## Start EXTRACTED INFORMATION
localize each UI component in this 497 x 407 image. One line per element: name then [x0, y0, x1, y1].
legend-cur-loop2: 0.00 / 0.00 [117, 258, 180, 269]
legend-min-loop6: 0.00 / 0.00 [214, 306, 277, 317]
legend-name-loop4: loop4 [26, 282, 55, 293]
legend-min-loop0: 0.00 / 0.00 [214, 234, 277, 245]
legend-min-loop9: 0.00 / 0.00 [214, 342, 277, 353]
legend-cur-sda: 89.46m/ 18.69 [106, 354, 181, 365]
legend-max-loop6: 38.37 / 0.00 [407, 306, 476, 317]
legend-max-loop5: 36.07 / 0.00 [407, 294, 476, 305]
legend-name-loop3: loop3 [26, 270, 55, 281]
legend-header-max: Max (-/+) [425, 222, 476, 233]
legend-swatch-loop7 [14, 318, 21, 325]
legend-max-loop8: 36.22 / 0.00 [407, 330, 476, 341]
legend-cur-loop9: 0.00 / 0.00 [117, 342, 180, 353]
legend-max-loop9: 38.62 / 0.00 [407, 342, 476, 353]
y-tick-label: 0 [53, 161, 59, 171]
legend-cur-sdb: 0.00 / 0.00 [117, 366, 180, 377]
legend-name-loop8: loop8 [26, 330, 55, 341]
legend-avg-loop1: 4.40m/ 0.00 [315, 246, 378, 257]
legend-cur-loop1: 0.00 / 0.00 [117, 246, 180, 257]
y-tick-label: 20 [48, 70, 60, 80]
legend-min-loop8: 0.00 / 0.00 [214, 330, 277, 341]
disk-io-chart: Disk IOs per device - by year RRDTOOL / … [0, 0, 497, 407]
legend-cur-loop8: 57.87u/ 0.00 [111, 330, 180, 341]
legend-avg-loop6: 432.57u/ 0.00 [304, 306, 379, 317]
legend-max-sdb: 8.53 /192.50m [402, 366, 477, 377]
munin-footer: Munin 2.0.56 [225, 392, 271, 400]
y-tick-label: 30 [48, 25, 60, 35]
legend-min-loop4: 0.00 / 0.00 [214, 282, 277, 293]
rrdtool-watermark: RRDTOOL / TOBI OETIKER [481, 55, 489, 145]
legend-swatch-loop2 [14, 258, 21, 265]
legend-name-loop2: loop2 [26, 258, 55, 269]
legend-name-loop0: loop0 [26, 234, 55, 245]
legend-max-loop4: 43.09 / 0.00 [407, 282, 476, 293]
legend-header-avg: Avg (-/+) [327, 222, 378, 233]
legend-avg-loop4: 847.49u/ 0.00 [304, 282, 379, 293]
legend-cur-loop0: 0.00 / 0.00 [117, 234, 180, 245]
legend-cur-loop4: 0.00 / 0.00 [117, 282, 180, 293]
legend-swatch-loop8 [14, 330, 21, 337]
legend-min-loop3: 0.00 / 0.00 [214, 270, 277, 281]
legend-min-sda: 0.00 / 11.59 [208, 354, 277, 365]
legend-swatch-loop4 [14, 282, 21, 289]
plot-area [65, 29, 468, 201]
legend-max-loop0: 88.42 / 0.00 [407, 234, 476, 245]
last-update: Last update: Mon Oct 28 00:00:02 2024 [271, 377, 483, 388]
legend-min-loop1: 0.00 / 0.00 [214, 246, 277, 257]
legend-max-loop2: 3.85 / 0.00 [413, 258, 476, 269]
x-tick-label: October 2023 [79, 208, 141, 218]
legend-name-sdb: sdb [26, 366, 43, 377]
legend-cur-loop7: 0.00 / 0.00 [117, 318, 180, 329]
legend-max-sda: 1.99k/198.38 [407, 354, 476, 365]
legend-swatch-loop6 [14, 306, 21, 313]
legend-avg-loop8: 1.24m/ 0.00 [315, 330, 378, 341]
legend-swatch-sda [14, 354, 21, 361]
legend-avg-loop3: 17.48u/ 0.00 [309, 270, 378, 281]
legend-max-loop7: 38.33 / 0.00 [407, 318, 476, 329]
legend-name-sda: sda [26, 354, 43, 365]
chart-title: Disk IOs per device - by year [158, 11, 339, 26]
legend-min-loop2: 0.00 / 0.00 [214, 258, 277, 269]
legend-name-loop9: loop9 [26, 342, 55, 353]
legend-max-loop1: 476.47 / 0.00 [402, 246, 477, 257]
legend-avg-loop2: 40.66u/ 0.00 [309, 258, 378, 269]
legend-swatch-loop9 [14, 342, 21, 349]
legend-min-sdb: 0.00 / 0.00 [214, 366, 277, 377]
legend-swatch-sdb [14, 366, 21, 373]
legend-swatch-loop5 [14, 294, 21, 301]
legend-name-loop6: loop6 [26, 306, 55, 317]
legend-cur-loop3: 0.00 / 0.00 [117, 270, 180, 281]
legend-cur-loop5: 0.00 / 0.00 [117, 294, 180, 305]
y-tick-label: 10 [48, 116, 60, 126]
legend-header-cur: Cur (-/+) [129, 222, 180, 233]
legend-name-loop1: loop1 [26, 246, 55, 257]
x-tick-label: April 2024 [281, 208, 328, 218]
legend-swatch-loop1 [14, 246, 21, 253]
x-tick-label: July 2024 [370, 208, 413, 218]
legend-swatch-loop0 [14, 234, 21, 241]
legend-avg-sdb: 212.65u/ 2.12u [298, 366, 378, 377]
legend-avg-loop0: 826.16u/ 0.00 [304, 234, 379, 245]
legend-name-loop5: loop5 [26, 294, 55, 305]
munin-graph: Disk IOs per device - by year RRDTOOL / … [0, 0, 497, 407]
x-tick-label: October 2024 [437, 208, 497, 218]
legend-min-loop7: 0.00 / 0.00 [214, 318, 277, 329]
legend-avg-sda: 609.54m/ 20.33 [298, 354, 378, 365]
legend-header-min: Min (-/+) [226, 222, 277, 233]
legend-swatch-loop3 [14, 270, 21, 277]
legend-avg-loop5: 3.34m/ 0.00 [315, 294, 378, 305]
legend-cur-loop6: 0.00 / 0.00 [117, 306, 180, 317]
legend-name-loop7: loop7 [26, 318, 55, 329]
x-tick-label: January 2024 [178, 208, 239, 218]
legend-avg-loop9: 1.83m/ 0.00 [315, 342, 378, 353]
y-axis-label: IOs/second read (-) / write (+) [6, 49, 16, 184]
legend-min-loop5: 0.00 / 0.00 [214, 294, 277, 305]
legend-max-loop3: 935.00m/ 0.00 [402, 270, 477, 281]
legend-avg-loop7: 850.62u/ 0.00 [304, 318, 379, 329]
## End EXTRACTED INFORMATION
TASK INSTRUCTIONS: Print the items word for word, starting from the first line and ending with the line that contains "legend-min-sda: 0.00 /", including that line.

SOLUTION TO THIS PROBLEM:
localize each UI component in this 497 x 407 image. One line per element: name then [x0, y0, x1, y1].
legend-cur-loop2: 0.00 / 0.00 [117, 258, 180, 269]
legend-min-loop6: 0.00 / 0.00 [214, 306, 277, 317]
legend-name-loop4: loop4 [26, 282, 55, 293]
legend-min-loop0: 0.00 / 0.00 [214, 234, 277, 245]
legend-min-loop9: 0.00 / 0.00 [214, 342, 277, 353]
legend-cur-sda: 89.46m/ 18.69 [106, 354, 181, 365]
legend-max-loop6: 38.37 / 0.00 [407, 306, 476, 317]
legend-max-loop5: 36.07 / 0.00 [407, 294, 476, 305]
legend-name-loop3: loop3 [26, 270, 55, 281]
legend-header-max: Max (-/+) [425, 222, 476, 233]
legend-swatch-loop7 [14, 318, 21, 325]
legend-max-loop8: 36.22 / 0.00 [407, 330, 476, 341]
legend-cur-loop9: 0.00 / 0.00 [117, 342, 180, 353]
legend-max-loop9: 38.62 / 0.00 [407, 342, 476, 353]
y-tick-label: 0 [53, 161, 59, 171]
legend-cur-sdb: 0.00 / 0.00 [117, 366, 180, 377]
legend-name-loop8: loop8 [26, 330, 55, 341]
legend-avg-loop1: 4.40m/ 0.00 [315, 246, 378, 257]
legend-cur-loop1: 0.00 / 0.00 [117, 246, 180, 257]
y-tick-label: 20 [48, 70, 60, 80]
legend-min-loop8: 0.00 / 0.00 [214, 330, 277, 341]
disk-io-chart: Disk IOs per device - by year RRDTOOL / … [0, 0, 497, 407]
legend-cur-loop8: 57.87u/ 0.00 [111, 330, 180, 341]
legend-avg-loop6: 432.57u/ 0.00 [304, 306, 379, 317]
legend-max-sdb: 8.53 /192.50m [402, 366, 477, 377]
munin-footer: Munin 2.0.56 [225, 392, 271, 400]
y-tick-label: 30 [48, 25, 60, 35]
legend-min-loop4: 0.00 / 0.00 [214, 282, 277, 293]
rrdtool-watermark: RRDTOOL / TOBI OETIKER [481, 55, 489, 145]
legend-swatch-loop2 [14, 258, 21, 265]
legend-name-loop2: loop2 [26, 258, 55, 269]
legend-name-loop0: loop0 [26, 234, 55, 245]
legend-max-loop4: 43.09 / 0.00 [407, 282, 476, 293]
legend-header-avg: Avg (-/+) [327, 222, 378, 233]
legend-avg-loop4: 847.49u/ 0.00 [304, 282, 379, 293]
legend-cur-loop0: 0.00 / 0.00 [117, 234, 180, 245]
legend-cur-loop4: 0.00 / 0.00 [117, 282, 180, 293]
legend-swatch-loop8 [14, 330, 21, 337]
legend-min-loop3: 0.00 / 0.00 [214, 270, 277, 281]
legend-min-sda: 0.00 / 11.59 [208, 354, 277, 365]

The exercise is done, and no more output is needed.